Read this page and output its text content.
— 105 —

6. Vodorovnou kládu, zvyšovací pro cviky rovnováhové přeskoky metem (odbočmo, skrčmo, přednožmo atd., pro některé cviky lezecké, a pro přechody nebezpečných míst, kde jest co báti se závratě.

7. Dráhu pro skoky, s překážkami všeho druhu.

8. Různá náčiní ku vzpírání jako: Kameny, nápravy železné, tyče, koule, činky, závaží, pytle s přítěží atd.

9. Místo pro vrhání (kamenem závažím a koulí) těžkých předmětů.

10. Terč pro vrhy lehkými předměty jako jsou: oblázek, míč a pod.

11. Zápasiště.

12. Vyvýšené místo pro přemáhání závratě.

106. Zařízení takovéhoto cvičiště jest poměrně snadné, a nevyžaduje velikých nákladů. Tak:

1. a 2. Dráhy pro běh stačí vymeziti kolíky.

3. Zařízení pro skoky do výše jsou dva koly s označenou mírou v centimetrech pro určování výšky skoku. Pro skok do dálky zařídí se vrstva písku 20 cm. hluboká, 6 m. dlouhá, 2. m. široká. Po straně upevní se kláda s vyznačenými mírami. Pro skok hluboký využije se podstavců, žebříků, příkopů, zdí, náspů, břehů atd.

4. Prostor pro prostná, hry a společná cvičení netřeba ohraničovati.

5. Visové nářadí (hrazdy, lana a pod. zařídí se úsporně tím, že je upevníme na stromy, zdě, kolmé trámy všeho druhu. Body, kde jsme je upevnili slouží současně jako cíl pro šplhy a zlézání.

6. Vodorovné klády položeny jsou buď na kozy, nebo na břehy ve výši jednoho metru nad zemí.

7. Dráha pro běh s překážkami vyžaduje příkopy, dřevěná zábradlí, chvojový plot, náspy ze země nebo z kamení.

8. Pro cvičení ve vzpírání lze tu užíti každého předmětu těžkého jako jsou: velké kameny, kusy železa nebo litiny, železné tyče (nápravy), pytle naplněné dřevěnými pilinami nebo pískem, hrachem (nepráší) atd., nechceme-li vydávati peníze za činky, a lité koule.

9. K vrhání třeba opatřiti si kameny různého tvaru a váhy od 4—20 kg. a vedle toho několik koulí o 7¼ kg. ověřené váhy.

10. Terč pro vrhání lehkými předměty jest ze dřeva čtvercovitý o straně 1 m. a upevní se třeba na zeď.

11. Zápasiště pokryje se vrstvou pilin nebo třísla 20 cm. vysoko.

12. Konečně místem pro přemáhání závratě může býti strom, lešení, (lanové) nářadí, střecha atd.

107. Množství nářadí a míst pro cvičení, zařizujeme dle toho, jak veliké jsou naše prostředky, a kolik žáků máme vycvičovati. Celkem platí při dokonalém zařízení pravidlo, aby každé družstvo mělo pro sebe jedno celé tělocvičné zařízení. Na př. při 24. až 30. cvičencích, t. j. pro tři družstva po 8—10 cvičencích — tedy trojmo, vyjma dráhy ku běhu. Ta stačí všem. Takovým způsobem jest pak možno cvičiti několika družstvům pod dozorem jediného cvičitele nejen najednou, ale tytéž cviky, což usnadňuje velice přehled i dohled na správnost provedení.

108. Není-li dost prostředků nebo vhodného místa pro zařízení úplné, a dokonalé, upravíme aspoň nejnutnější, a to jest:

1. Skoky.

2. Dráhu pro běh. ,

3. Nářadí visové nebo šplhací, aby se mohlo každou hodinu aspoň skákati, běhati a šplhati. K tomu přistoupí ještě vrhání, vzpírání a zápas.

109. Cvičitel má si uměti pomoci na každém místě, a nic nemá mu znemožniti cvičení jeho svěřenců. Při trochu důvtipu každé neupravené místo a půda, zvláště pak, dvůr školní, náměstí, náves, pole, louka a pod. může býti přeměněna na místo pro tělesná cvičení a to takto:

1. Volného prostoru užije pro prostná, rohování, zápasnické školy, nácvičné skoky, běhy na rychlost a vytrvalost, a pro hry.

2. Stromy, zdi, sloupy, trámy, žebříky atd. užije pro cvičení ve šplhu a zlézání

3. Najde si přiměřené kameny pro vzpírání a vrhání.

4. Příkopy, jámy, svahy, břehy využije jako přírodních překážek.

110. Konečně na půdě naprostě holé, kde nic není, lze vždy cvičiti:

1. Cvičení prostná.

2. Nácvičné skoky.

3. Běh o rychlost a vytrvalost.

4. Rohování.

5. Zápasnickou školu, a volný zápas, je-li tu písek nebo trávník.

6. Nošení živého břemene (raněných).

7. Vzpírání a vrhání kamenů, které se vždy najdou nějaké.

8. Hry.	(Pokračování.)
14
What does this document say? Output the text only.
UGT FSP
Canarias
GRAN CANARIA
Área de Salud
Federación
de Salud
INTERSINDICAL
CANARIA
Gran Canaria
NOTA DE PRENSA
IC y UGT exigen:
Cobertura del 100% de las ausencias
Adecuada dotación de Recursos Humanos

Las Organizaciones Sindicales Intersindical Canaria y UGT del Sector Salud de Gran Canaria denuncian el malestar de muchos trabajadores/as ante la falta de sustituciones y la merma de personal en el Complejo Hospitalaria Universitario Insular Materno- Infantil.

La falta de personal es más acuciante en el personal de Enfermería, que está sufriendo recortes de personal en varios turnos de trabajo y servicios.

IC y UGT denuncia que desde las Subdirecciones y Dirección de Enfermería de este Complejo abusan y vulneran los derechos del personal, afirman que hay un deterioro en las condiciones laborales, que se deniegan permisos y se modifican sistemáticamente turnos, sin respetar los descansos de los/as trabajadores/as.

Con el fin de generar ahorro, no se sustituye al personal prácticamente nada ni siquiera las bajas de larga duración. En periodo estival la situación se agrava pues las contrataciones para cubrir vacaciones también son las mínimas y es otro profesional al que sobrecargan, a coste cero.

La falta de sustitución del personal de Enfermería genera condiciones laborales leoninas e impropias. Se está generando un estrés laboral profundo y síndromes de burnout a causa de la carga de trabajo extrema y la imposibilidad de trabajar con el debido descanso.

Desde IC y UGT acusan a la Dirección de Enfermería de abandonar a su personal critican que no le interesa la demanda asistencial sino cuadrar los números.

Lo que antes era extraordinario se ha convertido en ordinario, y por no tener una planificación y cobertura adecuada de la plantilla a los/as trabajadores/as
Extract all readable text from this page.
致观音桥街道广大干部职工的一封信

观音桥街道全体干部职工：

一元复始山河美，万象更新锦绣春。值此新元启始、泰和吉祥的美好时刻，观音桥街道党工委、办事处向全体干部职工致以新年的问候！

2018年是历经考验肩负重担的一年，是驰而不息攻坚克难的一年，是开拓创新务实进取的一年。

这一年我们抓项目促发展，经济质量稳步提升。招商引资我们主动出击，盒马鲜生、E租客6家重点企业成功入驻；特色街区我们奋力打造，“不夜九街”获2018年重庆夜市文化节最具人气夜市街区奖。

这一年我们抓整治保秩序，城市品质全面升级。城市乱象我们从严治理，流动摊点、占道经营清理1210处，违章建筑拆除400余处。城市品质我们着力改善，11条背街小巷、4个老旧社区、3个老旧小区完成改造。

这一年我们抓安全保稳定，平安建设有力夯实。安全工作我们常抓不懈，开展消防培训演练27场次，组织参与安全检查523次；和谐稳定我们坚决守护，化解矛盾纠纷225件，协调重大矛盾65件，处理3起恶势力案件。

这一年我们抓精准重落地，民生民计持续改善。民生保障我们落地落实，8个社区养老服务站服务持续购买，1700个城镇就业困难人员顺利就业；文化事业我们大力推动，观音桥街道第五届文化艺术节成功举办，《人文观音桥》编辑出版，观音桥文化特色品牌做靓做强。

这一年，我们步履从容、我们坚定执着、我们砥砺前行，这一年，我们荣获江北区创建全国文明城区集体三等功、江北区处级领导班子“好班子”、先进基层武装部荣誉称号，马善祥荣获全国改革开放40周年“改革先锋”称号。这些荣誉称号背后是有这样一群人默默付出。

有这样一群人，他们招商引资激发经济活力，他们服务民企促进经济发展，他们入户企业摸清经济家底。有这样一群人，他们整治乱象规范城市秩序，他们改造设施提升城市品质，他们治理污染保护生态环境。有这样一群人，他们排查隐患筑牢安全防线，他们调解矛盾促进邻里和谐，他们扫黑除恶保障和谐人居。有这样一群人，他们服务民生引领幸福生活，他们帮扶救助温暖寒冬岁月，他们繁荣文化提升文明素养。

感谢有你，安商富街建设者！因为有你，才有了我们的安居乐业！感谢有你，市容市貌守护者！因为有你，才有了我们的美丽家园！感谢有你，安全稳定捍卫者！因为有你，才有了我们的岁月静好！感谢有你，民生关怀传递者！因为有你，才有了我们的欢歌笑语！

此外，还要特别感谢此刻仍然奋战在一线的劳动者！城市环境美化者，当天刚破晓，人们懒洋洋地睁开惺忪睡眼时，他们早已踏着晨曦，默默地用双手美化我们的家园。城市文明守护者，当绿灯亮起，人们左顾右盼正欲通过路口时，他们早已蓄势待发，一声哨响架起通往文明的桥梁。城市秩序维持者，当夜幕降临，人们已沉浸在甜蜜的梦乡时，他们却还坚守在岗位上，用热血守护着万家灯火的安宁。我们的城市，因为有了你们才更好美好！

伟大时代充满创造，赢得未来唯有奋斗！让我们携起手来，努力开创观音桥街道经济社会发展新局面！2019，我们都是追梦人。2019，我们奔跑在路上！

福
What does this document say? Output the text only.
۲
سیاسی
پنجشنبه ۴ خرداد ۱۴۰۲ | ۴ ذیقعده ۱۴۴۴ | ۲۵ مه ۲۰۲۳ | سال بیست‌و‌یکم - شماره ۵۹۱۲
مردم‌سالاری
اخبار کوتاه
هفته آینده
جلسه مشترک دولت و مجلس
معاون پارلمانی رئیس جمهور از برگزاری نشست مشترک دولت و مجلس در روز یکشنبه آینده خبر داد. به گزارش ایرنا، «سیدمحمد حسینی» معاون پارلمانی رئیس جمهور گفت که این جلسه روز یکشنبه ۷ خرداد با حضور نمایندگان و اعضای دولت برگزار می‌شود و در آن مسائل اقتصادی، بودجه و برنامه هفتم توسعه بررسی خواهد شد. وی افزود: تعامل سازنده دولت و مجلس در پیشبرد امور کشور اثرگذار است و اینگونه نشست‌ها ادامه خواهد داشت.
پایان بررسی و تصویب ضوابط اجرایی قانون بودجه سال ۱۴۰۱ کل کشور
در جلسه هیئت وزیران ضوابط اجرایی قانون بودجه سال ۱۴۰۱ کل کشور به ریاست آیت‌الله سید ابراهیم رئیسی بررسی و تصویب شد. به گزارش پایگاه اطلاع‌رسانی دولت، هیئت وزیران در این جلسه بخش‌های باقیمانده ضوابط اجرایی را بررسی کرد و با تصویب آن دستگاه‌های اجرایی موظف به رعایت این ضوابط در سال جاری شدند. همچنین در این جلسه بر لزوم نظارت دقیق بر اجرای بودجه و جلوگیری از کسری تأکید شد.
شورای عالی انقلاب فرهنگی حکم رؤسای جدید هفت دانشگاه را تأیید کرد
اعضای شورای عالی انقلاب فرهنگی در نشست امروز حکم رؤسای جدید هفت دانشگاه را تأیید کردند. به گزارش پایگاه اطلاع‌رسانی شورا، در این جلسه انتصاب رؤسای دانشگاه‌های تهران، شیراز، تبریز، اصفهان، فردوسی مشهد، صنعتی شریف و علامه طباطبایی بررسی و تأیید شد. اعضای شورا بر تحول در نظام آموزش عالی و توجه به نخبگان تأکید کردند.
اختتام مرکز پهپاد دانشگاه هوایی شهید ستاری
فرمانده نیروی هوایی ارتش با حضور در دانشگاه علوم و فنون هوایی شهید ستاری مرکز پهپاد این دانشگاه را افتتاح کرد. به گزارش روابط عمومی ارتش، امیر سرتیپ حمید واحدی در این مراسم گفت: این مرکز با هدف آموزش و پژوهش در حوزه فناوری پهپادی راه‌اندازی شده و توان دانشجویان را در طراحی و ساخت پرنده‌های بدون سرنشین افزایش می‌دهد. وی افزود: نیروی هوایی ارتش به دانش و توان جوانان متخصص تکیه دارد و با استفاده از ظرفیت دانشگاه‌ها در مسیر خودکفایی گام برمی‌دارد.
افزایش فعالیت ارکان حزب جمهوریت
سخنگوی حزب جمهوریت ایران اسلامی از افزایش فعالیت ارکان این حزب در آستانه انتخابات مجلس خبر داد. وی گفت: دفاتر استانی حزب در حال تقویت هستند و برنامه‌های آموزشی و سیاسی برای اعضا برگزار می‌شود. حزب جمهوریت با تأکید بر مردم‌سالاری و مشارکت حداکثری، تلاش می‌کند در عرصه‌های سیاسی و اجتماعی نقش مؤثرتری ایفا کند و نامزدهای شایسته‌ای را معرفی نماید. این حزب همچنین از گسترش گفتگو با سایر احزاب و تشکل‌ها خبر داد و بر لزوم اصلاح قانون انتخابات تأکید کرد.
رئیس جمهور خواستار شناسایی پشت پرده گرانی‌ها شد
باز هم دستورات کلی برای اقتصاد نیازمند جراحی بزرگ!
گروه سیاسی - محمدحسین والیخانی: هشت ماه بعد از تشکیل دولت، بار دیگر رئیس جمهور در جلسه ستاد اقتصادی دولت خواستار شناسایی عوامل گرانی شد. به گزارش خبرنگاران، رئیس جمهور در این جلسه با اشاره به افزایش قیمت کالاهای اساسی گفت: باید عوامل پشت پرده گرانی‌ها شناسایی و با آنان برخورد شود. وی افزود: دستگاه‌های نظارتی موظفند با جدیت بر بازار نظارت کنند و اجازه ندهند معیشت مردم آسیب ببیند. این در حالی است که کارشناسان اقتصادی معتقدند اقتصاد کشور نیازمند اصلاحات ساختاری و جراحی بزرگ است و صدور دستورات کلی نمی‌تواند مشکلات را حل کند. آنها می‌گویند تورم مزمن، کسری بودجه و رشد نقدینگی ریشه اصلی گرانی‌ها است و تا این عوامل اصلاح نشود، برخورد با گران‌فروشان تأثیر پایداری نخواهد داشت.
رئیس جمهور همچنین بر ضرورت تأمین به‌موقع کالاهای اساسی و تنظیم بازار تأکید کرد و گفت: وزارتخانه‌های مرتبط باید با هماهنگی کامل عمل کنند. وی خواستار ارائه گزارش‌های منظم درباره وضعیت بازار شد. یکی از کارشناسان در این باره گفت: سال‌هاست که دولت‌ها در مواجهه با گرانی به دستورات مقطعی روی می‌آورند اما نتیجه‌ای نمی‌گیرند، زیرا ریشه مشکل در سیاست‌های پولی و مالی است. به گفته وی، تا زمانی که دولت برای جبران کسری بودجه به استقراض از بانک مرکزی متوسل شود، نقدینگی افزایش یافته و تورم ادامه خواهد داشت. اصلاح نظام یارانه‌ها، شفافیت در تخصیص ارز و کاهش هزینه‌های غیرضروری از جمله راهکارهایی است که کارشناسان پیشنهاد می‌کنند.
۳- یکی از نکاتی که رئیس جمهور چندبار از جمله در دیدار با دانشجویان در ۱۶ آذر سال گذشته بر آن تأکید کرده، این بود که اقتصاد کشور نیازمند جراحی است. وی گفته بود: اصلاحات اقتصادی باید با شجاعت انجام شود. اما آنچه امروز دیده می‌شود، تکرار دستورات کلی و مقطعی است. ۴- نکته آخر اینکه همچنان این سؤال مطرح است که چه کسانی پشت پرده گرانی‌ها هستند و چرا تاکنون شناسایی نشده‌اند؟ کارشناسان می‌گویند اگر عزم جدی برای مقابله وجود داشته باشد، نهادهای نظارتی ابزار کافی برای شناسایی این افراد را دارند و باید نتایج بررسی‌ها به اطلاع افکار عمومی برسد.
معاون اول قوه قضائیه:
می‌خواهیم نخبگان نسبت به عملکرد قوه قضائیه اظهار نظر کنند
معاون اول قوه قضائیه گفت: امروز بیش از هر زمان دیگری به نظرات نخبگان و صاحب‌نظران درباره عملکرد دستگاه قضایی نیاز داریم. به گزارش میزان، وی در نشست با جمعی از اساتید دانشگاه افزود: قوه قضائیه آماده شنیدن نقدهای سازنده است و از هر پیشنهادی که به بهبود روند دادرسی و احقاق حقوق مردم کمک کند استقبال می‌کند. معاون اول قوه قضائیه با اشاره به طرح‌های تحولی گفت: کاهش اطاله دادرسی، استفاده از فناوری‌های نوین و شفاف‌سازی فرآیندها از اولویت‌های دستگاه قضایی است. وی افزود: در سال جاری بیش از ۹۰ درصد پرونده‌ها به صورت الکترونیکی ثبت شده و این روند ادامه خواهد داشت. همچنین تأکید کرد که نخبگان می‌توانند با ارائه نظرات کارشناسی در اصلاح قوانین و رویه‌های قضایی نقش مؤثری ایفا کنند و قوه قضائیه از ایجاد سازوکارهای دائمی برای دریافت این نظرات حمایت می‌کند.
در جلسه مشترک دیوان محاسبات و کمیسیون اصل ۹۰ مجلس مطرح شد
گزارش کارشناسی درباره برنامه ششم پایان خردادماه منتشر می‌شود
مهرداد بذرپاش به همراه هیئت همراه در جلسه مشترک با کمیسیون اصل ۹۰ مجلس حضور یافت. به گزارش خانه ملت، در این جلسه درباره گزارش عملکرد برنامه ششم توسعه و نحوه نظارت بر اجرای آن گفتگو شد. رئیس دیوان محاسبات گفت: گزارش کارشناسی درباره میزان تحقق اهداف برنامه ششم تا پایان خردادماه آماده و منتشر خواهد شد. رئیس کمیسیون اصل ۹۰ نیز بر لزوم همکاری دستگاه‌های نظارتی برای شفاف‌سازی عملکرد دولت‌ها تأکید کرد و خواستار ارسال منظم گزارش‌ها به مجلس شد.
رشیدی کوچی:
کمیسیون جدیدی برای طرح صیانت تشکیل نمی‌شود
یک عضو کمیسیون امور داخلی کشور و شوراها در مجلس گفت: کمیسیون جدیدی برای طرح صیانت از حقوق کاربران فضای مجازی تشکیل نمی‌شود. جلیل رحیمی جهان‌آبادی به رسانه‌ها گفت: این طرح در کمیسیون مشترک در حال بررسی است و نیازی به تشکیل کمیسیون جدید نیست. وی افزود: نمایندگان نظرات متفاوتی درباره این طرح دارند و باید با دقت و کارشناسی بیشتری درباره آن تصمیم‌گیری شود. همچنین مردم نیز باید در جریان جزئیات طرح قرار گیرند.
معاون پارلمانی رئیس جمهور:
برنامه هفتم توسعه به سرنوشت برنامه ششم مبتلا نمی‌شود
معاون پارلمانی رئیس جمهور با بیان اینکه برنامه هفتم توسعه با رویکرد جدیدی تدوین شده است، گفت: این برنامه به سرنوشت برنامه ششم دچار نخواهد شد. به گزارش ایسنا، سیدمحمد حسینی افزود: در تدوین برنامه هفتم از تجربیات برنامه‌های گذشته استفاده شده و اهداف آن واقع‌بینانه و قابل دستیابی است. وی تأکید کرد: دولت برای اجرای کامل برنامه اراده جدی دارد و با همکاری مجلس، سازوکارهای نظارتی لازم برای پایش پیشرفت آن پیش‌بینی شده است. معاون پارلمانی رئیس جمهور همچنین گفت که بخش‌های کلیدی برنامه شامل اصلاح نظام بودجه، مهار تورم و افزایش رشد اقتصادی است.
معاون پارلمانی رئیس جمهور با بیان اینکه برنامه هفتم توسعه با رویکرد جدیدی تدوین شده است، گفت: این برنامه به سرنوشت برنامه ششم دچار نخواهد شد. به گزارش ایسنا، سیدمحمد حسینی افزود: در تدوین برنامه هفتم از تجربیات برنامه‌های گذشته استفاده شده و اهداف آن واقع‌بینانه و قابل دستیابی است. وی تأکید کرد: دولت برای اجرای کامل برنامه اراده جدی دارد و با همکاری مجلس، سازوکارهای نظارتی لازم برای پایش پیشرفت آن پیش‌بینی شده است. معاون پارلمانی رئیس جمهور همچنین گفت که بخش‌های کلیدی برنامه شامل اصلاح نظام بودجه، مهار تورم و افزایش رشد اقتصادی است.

→ Directive: Work out how many lines of the listing above include the word "předměty". Reply with nothing but the count.

→ Result of this exercise: 2